- Extracted entries
====

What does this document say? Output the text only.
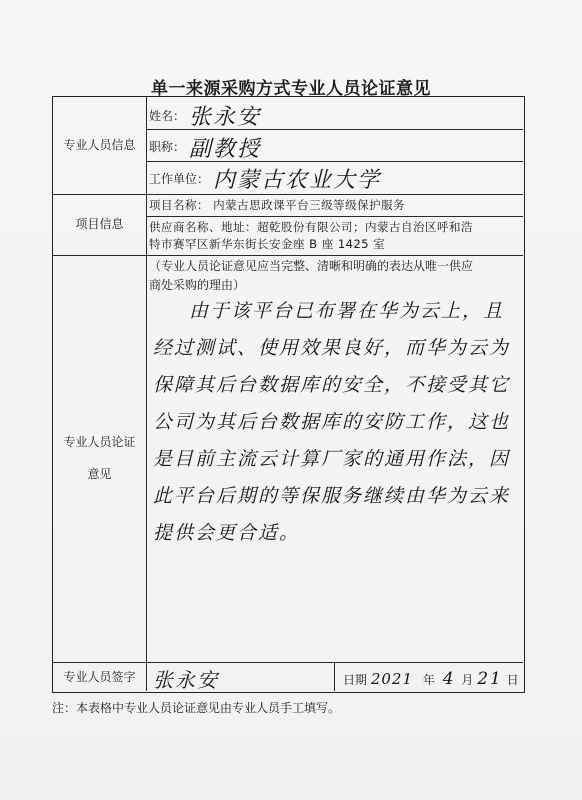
单一来源采购方式专业人员论证意见
专业人员信息
姓名： 张永安
职称： 副教授
工作单位： 内蒙古农业大学
项目信息
项目名称： 内蒙古思政课平台三级等级保护服务
供应商名称、地址：超乾股份有限公司；内蒙古自治区呼和浩
特市赛罕区新华东街长安金座 B 座 1425 室
专业人员论证
意见
（专业人员论证意见应当完整、清晰和明确的表达从唯一供应
商处采购的理由）
由于该平台已布署在华为云上，且经过测试、使用效果良好，而华为云为保障其后台数据库的安全，不接受其它公司为其后台数据库的安防工作，这也是目前主流云计算厂家的通用作法，因此平台后期的等保服务继续由华为云来提供会更合适。
专业人员签字 张永安	日期 2021 年 4 月 21 日
注：本表格中专业人员论证意见由专业人员手工填写。
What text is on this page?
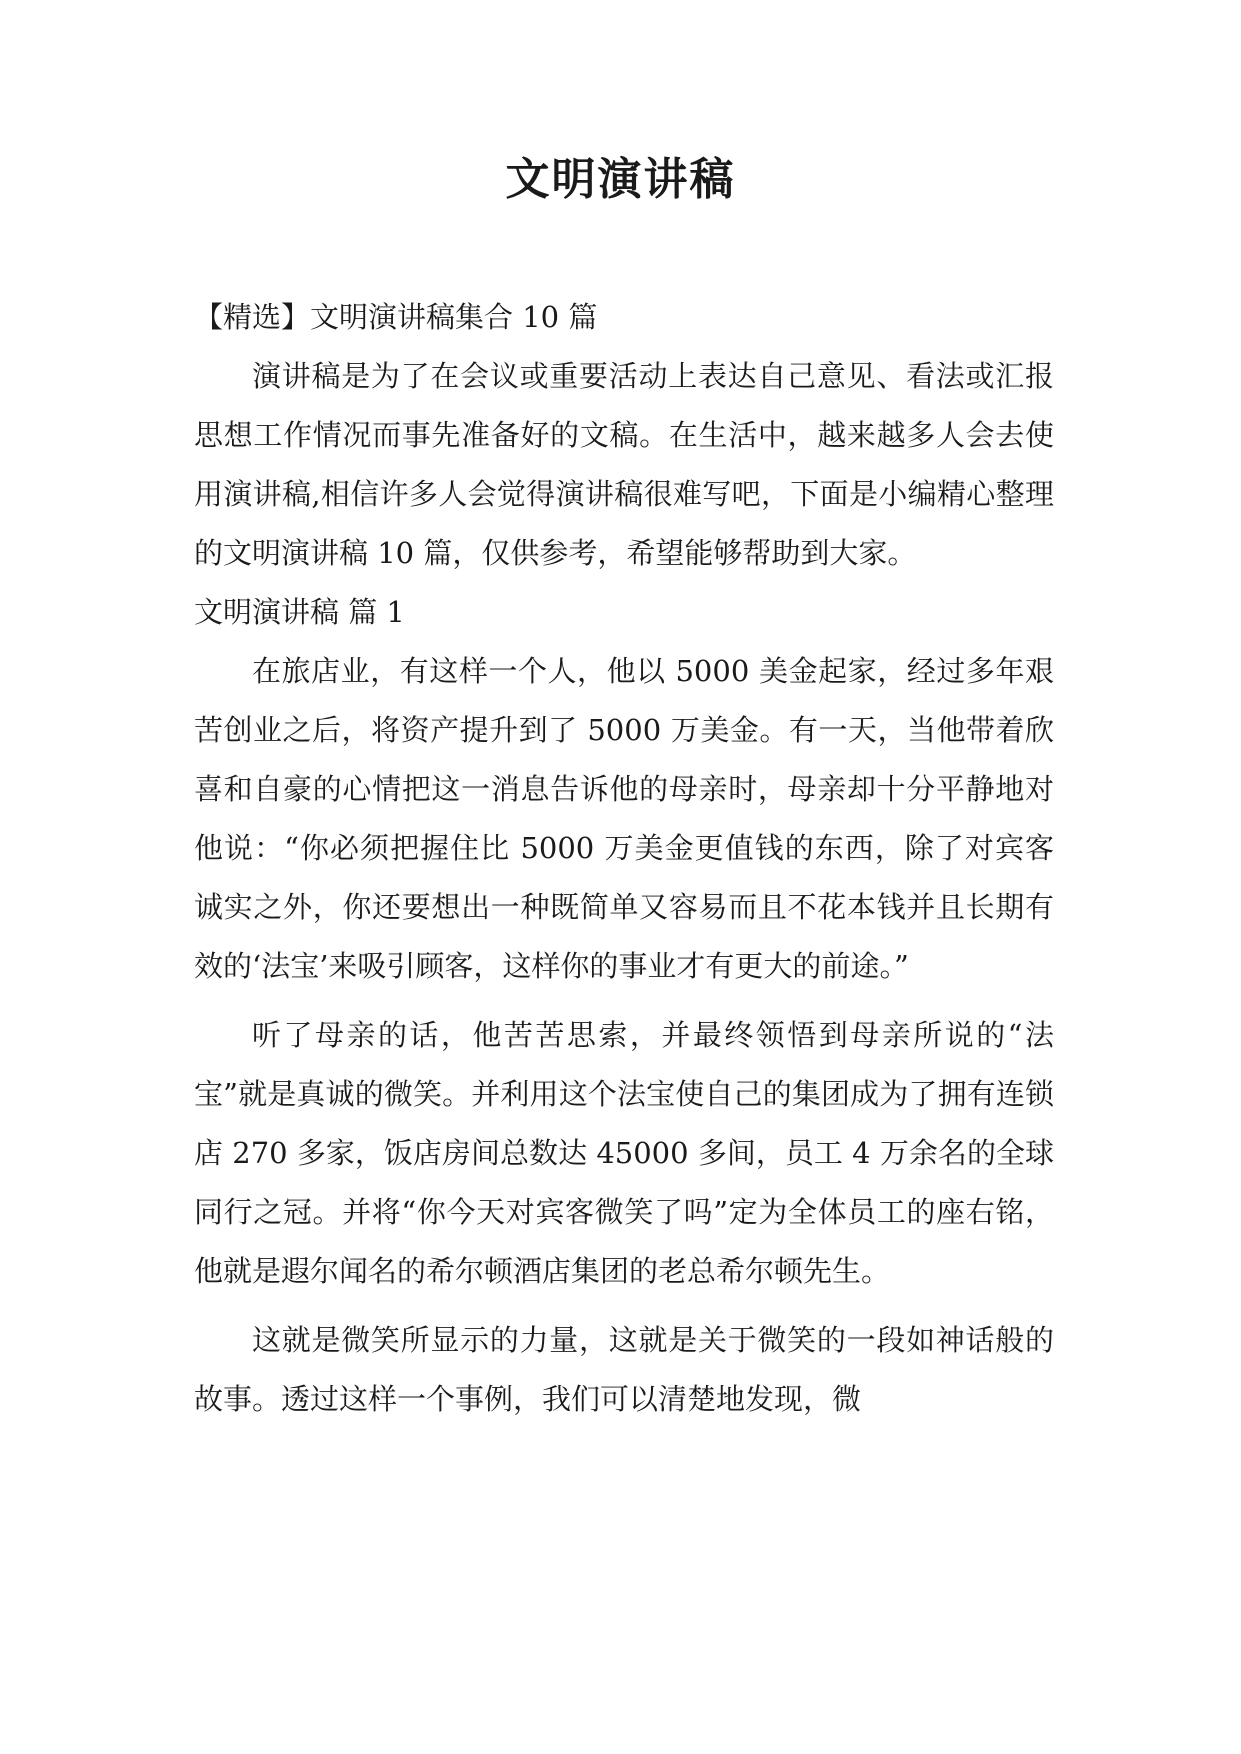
文明演讲稿

【精选】文明演讲稿集合 10 篇

演讲稿是为了在会议或重要活动上表达自己意见、看法或汇报思想工作情况而事先准备好的文稿。在生活中，越来越多人会去使用演讲稿,相信许多人会觉得演讲稿很难写吧，下面是小编精心整理的文明演讲稿 10 篇，仅供参考，希望能够帮助到大家。

文明演讲稿 篇 1

在旅店业，有这样一个人，他以 5000 美金起家，经过多年艰苦创业之后，将资产提升到了 5000 万美金。有一天，当他带着欣喜和自豪的心情把这一消息告诉他的母亲时，母亲却十分平静地对他说：“你必须把握住比 5000 万美金更值钱的东西，除了对宾客诚实之外，你还要想出一种既简单又容易而且不花本钱并且长期有效的‘法宝’来吸引顾客，这样你的事业才有更大的前途。”

听了母亲的话，他苦苦思索，并最终领悟到母亲所说的“法宝”就是真诚的微笑。并利用这个法宝使自己的集团成为了拥有连锁店 270 多家，饭店房间总数达 45000 多间，员工 4 万余名的全球同行之冠。并将“你今天对宾客微笑了吗”定为全体员工的座右铭，他就是遐尔闻名的希尔顿酒店集团的老总希尔顿先生。

这就是微笑所显示的力量，这就是关于微笑的一段如神话般的故事。透过这样一个事例，我们可以清楚地发现，微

====

From start to finish, output the listing exactly, but omit its pictures.

- Solution for this task
What does this document say? Output the text only.
单一来源采购方式专业人员论证意见
专业人员信息
姓名： 张永安
职称： 副教授
工作单位： 内蒙古农业大学
项目信息
项目名称： 内蒙古思政课平台三级等级保护服务
供应商名称、地址：超乾股份有限公司；内蒙古自治区呼和浩
特市赛罕区新华东街长安金座 B 座 1425 室
专业人员论证
意见
（专业人员论证意见应当完整、清晰和明确的表达从唯一供应
商处采购的理由）
由于该平台已布署在华为云上，且经过测试、使用效果良好，而华为云为保障其后台数据库的安全，不接受其它公司为其后台数据库的安防工作，这也是目前主流云计算厂家的通用作法，因此平台后期的等保服务继续由华为云来提供会更合适。
专业人员签字 张永安	日期 2021 年 4 月 21 日
注：本表格中专业人员论证意见由专业人员手工填写。
What text is on this page?
文明演讲稿

【精选】文明演讲稿集合 10 篇

演讲稿是为了在会议或重要活动上表达自己意见、看法或汇报思想工作情况而事先准备好的文稿。在生活中，越来越多人会去使用演讲稿,相信许多人会觉得演讲稿很难写吧，下面是小编精心整理的文明演讲稿 10 篇，仅供参考，希望能够帮助到大家。

文明演讲稿 篇 1

在旅店业，有这样一个人，他以 5000 美金起家，经过多年艰苦创业之后，将资产提升到了 5000 万美金。有一天，当他带着欣喜和自豪的心情把这一消息告诉他的母亲时，母亲却十分平静地对他说：“你必须把握住比 5000 万美金更值钱的东西，除了对宾客诚实之外，你还要想出一种既简单又容易而且不花本钱并且长期有效的‘法宝’来吸引顾客，这样你的事业才有更大的前途。”

听了母亲的话，他苦苦思索，并最终领悟到母亲所说的“法宝”就是真诚的微笑。并利用这个法宝使自己的集团成为了拥有连锁店 270 多家，饭店房间总数达 45000 多间，员工 4 万余名的全球同行之冠。并将“你今天对宾客微笑了吗”定为全体员工的座右铭，他就是遐尔闻名的希尔顿酒店集团的老总希尔顿先生。

这就是微笑所显示的力量，这就是关于微笑的一段如神话般的故事。透过这样一个事例，我们可以清楚地发现，微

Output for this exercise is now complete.